Scan the listing that follows and report how many lines contain "ChineseStandard". Write the number alone.

** Start Raw records **

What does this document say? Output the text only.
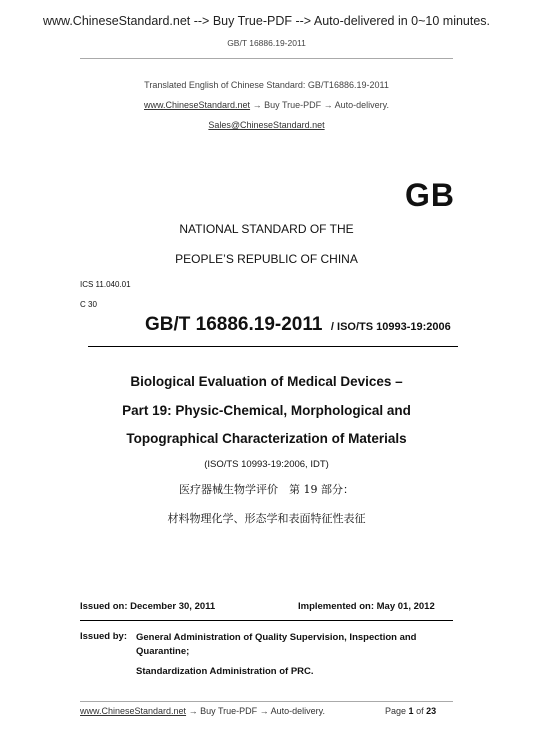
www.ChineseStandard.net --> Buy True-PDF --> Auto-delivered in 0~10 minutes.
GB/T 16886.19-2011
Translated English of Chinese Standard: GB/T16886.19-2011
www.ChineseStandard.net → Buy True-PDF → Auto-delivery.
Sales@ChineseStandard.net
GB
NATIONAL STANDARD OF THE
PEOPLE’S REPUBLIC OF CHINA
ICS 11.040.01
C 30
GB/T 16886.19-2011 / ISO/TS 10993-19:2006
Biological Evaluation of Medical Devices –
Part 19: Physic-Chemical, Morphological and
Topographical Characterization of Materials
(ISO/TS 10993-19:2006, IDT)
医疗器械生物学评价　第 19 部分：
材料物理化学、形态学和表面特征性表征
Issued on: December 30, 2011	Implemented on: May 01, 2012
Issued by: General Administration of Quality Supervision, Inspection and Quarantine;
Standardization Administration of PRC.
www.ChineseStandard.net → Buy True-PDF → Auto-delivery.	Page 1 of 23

** End Raw records **
** Start Raw records **

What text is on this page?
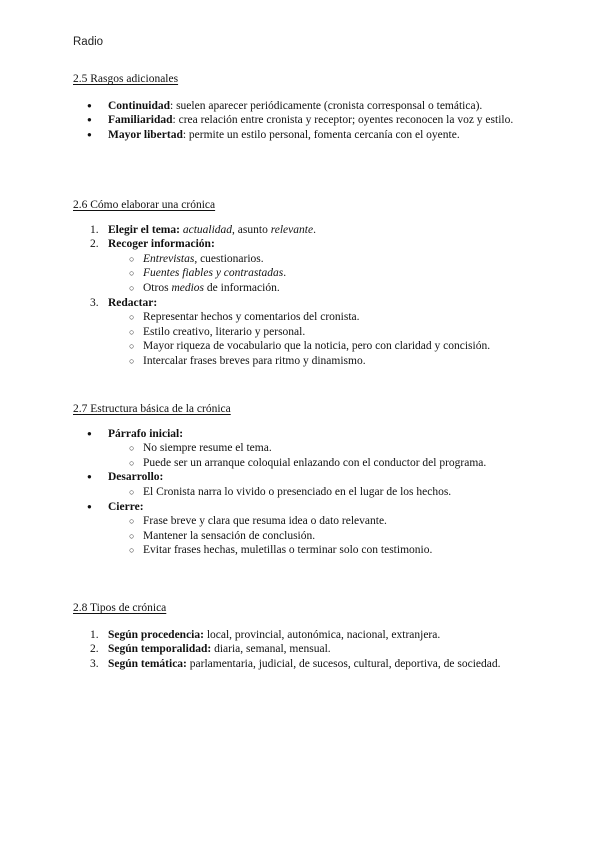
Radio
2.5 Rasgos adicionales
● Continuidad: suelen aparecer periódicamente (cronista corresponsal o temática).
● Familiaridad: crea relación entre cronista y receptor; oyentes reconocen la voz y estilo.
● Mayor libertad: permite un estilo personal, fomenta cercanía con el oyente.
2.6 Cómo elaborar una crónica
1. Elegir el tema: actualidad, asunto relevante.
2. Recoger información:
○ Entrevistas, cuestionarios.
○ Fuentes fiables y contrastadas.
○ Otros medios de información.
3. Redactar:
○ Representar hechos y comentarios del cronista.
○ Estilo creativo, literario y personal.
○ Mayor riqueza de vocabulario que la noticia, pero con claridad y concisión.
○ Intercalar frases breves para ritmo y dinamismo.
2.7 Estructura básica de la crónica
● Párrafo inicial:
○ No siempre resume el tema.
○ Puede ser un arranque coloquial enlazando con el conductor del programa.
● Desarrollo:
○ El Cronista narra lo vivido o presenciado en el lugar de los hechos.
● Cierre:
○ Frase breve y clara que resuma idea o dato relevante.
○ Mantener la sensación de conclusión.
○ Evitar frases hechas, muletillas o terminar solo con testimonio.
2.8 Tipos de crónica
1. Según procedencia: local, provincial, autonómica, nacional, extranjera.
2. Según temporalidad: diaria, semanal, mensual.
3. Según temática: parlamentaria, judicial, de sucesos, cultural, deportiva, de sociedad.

** End Raw records **

- _Task output_:
4